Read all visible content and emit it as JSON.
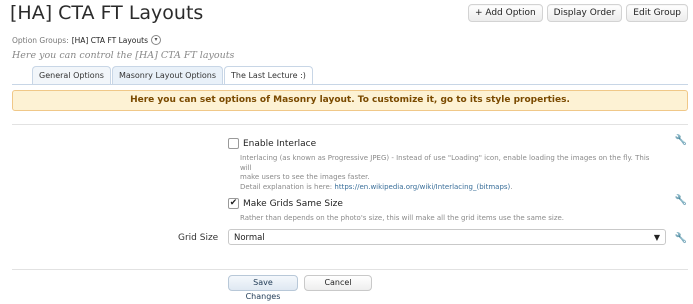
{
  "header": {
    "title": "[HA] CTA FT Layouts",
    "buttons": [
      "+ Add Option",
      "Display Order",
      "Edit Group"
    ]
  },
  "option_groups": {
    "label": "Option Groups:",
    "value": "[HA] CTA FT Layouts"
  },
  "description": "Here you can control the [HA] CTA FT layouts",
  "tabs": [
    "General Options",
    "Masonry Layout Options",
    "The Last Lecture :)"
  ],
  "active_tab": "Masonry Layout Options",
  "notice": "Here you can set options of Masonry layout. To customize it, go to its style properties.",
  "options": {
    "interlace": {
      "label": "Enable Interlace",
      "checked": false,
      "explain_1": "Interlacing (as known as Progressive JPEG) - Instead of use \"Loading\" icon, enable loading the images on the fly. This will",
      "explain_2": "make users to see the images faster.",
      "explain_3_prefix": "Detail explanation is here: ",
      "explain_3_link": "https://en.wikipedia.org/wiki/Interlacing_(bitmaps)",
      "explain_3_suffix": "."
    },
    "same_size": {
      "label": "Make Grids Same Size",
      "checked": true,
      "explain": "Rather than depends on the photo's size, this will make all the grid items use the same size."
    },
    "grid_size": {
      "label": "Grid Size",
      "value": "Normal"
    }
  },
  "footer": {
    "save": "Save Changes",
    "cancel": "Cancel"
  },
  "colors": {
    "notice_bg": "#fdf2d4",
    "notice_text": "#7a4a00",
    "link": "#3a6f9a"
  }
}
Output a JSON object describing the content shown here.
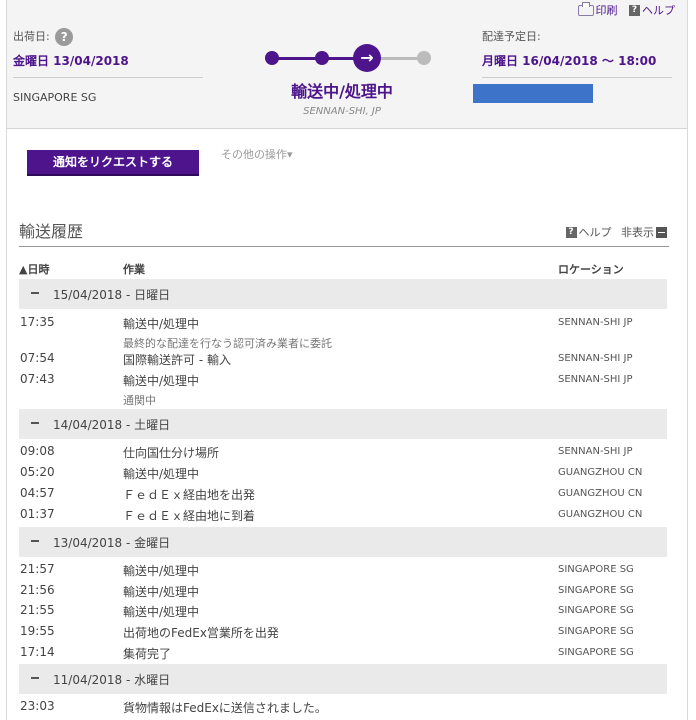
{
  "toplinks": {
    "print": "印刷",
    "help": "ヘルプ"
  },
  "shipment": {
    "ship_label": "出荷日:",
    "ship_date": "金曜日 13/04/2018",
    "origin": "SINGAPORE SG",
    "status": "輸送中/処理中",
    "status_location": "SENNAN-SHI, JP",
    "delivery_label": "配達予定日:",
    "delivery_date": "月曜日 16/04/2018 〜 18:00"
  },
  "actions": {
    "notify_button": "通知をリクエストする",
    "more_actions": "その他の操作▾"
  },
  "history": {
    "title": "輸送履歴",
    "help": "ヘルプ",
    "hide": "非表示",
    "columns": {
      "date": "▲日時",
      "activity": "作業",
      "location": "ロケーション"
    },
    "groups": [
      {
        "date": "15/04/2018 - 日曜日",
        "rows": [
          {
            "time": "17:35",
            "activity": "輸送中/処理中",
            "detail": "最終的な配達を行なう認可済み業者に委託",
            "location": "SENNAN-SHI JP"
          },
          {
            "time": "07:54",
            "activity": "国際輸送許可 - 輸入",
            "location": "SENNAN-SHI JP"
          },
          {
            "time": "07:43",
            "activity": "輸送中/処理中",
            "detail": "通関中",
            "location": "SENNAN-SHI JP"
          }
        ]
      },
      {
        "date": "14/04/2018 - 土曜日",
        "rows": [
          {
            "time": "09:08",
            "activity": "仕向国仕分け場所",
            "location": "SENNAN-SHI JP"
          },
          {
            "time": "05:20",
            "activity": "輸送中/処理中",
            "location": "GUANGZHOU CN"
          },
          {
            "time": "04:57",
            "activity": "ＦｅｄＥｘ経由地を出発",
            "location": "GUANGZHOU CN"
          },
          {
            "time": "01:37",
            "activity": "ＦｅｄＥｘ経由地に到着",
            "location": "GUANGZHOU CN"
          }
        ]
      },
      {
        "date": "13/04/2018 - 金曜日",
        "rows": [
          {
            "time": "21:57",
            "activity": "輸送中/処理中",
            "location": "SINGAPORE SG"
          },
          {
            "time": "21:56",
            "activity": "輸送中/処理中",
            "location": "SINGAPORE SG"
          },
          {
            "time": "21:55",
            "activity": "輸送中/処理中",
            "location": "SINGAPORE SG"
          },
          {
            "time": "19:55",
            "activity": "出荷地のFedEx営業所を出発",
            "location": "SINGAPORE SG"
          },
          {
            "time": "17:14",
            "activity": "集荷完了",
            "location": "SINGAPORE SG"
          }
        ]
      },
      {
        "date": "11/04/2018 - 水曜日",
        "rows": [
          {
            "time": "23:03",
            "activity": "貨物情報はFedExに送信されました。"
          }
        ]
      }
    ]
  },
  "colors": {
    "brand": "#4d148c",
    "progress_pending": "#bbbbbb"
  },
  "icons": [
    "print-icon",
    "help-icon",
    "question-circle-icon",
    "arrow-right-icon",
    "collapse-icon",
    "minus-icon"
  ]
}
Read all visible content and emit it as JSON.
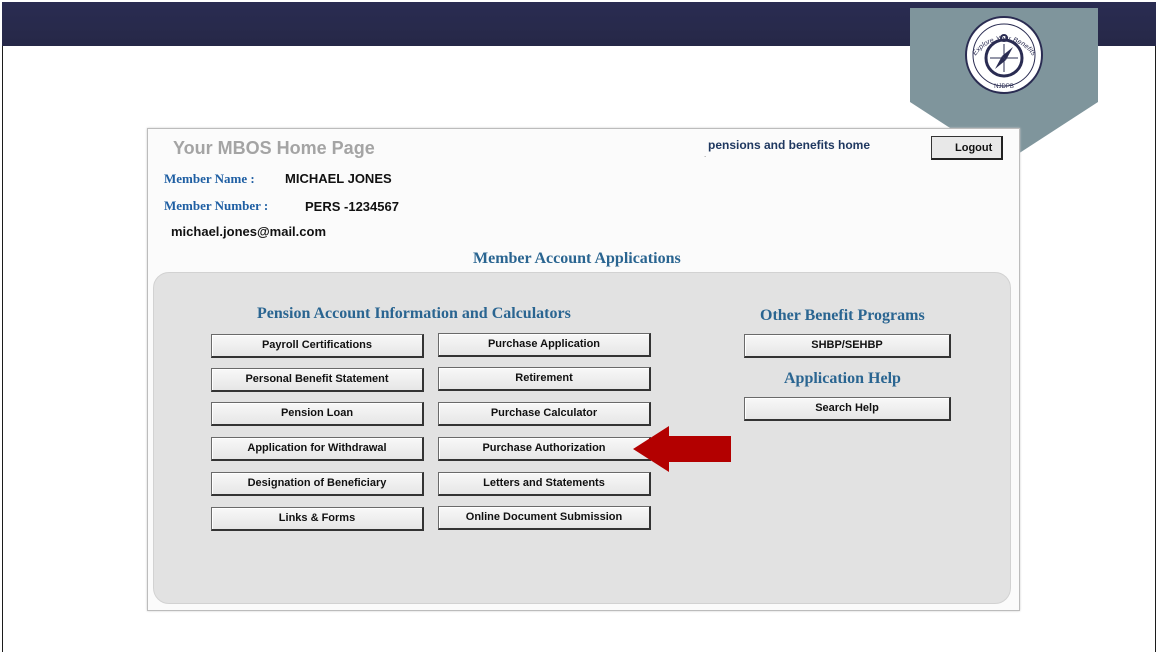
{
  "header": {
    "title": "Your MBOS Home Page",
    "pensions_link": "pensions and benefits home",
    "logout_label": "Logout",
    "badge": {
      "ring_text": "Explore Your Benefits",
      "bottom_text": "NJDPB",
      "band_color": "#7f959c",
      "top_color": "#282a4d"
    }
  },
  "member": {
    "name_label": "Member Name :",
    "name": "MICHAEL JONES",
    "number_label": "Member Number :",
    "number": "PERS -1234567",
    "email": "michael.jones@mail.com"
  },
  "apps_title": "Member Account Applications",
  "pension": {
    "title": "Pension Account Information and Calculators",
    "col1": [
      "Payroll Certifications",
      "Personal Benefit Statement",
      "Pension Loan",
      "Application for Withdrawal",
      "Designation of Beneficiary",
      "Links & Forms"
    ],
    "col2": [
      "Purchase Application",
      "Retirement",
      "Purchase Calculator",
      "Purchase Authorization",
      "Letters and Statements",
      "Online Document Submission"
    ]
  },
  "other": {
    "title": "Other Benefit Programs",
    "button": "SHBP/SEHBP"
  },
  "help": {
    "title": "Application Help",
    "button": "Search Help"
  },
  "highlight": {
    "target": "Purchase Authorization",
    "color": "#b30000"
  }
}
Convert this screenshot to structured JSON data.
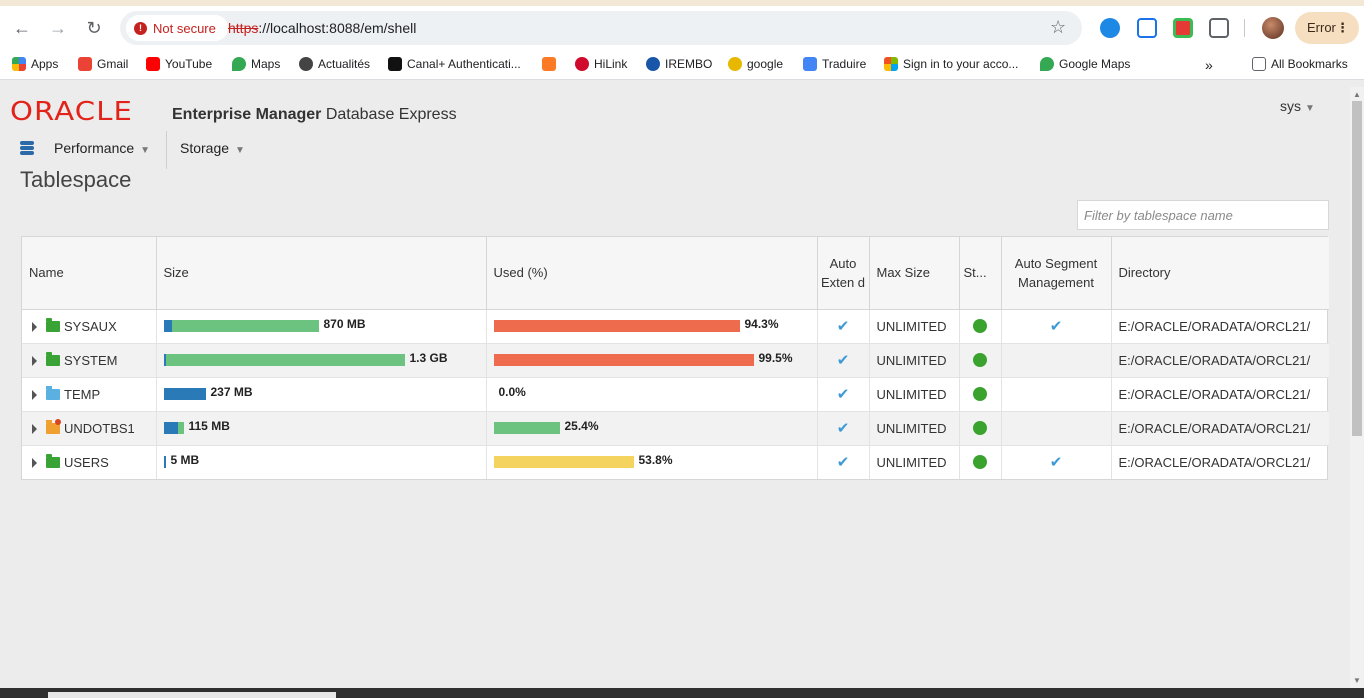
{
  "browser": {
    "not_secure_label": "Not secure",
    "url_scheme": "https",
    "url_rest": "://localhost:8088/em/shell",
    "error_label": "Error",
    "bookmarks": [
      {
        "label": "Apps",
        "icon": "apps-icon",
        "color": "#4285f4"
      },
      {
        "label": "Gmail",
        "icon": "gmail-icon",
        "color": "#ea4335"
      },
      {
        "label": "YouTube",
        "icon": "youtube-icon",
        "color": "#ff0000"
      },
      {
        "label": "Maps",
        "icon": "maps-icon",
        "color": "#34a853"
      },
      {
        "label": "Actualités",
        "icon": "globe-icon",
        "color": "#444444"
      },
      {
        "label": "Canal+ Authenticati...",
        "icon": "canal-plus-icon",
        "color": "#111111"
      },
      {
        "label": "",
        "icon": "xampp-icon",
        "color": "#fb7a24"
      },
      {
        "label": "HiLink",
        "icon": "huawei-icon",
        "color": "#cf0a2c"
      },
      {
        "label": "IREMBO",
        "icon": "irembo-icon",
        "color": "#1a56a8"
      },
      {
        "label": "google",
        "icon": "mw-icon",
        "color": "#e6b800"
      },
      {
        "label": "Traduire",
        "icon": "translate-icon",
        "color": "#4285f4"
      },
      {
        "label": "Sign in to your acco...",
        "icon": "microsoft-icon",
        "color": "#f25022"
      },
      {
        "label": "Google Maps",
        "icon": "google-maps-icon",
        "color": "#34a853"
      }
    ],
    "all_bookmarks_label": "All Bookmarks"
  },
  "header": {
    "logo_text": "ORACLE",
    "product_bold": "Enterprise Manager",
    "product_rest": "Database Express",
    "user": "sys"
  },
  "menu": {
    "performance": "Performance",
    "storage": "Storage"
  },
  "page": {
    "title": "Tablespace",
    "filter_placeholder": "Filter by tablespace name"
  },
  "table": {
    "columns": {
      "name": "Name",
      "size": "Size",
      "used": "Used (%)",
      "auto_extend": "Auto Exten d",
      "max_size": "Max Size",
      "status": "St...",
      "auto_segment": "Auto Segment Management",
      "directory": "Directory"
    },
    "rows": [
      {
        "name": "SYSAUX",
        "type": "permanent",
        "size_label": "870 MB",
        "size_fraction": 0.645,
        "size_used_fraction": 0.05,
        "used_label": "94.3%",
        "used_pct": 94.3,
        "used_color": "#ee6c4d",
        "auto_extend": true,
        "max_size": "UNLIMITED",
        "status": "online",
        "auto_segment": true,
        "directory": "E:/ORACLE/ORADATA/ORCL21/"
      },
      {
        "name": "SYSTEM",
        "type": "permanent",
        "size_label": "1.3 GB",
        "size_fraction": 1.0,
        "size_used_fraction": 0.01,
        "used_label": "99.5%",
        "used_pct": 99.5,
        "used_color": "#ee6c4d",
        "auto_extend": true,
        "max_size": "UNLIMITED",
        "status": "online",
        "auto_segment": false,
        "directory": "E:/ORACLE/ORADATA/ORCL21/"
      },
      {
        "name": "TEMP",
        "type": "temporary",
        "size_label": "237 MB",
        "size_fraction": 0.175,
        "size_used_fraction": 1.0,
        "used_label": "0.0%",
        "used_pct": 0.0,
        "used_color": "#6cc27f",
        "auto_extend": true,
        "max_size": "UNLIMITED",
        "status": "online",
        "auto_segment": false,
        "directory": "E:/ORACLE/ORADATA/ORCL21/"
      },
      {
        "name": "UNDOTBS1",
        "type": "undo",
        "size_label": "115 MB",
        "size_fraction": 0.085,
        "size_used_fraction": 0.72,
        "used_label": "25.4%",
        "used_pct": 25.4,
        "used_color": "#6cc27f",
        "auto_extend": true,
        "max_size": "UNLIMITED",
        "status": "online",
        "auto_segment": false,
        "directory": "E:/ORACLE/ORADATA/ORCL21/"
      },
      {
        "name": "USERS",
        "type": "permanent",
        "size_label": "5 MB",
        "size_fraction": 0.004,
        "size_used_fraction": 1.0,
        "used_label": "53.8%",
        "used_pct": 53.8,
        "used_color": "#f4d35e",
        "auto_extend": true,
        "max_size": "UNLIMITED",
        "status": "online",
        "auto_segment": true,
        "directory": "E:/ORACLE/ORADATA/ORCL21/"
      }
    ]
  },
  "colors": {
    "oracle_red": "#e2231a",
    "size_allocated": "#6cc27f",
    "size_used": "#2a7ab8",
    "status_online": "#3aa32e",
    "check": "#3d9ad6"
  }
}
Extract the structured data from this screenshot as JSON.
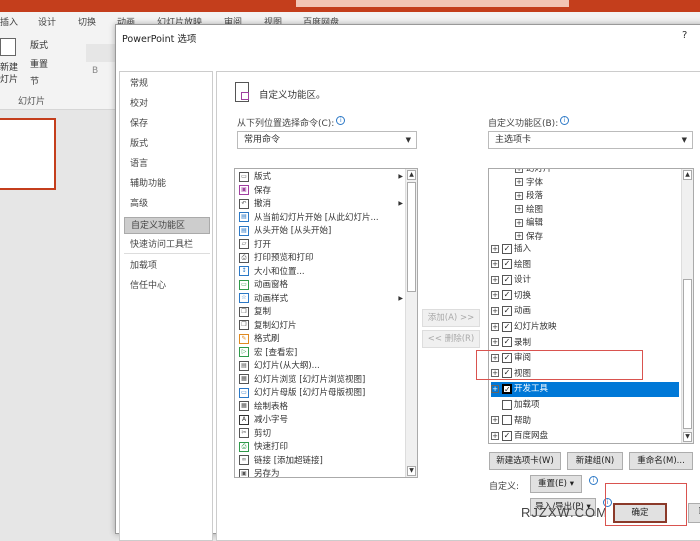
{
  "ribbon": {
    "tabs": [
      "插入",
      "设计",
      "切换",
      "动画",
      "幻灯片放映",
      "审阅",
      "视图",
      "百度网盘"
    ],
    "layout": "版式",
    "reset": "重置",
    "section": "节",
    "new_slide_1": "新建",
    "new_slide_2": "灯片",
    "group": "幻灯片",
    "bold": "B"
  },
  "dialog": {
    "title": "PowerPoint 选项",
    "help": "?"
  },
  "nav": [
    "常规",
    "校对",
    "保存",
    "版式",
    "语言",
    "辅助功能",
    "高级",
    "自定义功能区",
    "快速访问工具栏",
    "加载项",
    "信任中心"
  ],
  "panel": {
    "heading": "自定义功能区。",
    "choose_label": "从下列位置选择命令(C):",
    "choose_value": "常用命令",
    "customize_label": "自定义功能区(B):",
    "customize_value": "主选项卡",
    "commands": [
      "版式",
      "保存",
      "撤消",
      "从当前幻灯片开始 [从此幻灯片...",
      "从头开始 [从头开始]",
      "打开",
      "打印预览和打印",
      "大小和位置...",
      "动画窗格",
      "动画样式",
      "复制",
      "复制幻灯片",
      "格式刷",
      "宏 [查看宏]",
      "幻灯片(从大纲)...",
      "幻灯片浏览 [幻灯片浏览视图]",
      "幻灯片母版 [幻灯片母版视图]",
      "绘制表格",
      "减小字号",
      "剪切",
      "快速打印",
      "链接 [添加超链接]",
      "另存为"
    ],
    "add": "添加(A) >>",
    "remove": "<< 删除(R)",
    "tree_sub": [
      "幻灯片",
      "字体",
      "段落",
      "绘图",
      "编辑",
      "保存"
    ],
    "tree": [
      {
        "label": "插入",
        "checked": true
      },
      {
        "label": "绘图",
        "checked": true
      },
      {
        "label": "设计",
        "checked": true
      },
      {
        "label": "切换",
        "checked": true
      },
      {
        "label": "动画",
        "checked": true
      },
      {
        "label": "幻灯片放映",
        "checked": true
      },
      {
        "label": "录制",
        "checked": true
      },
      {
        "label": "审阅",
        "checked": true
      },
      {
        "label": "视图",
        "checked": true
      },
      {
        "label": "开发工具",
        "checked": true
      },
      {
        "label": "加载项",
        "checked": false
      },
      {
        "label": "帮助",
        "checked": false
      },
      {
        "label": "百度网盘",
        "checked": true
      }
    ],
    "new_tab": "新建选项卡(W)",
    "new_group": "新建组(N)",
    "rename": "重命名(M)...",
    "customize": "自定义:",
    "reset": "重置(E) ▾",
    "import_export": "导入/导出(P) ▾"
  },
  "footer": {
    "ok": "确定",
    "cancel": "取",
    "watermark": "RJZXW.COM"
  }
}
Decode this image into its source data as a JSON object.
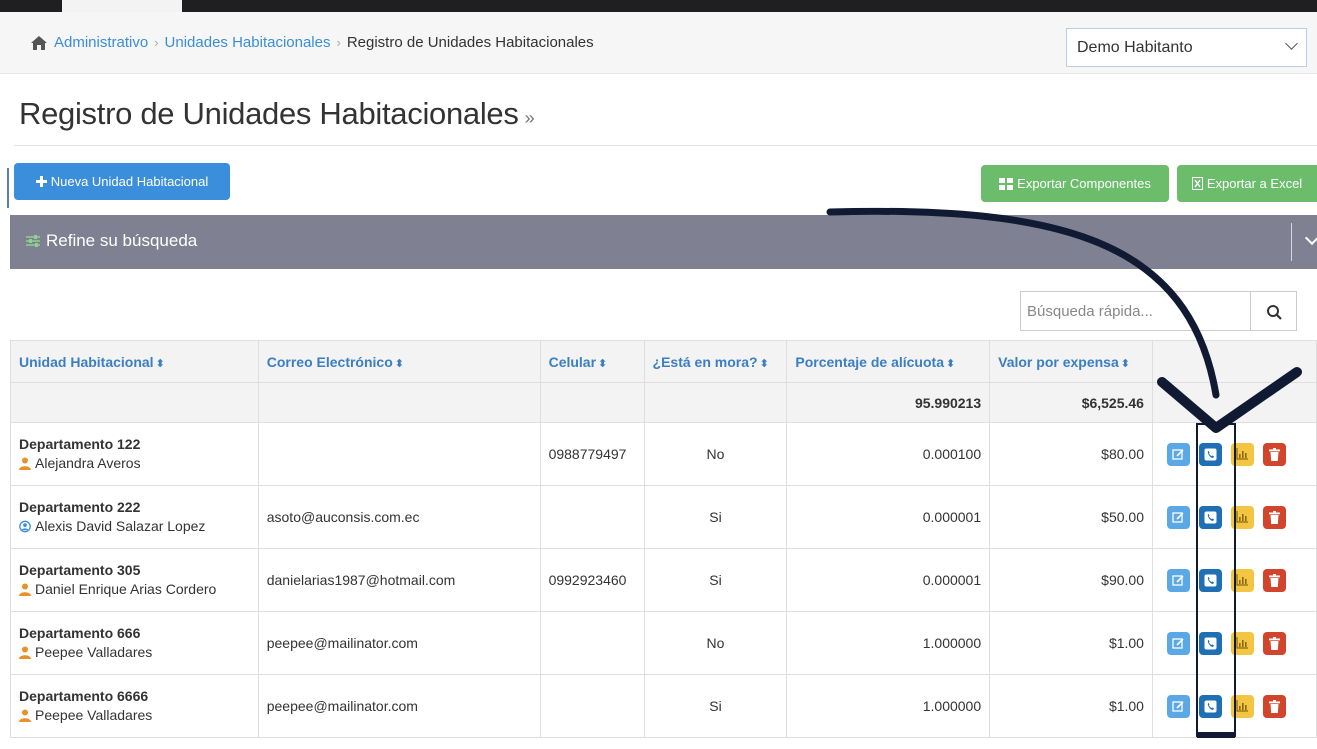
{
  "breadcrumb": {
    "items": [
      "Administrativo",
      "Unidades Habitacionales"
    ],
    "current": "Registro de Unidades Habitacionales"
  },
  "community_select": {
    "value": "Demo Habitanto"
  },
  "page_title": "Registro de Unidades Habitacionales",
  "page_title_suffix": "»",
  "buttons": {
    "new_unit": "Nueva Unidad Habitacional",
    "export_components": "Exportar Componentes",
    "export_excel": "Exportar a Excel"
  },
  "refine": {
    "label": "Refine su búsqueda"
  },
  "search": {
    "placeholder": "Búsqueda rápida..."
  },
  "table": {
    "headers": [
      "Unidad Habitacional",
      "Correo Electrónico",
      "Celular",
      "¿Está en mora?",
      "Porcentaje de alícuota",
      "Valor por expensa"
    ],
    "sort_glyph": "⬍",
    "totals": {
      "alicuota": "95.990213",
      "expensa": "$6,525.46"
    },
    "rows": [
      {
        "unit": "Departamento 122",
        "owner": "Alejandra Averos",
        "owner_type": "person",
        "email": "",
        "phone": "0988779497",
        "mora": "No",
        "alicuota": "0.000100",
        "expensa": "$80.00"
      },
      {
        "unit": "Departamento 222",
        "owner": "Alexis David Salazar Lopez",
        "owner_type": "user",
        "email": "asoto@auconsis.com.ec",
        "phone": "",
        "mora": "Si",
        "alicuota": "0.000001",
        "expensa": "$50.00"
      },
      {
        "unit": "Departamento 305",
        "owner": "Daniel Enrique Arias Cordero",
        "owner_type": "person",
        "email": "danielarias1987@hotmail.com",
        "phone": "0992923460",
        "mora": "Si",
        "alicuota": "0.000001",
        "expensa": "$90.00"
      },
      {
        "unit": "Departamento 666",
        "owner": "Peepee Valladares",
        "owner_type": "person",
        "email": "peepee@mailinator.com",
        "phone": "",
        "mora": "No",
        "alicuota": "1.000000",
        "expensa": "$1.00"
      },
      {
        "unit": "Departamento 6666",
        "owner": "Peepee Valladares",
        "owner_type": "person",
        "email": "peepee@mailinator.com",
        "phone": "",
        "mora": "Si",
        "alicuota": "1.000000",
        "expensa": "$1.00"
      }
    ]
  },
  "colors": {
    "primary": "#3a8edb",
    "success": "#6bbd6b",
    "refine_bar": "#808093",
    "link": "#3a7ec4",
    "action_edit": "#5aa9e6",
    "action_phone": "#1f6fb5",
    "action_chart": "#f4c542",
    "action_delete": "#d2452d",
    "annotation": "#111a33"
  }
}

* * * * * * *

All lines of the data above that include the word "screenshot" must be shown.

— Expected output —
Convert this screenshot to structured JSON data.
Extract the structured data from this screenshot as JSON.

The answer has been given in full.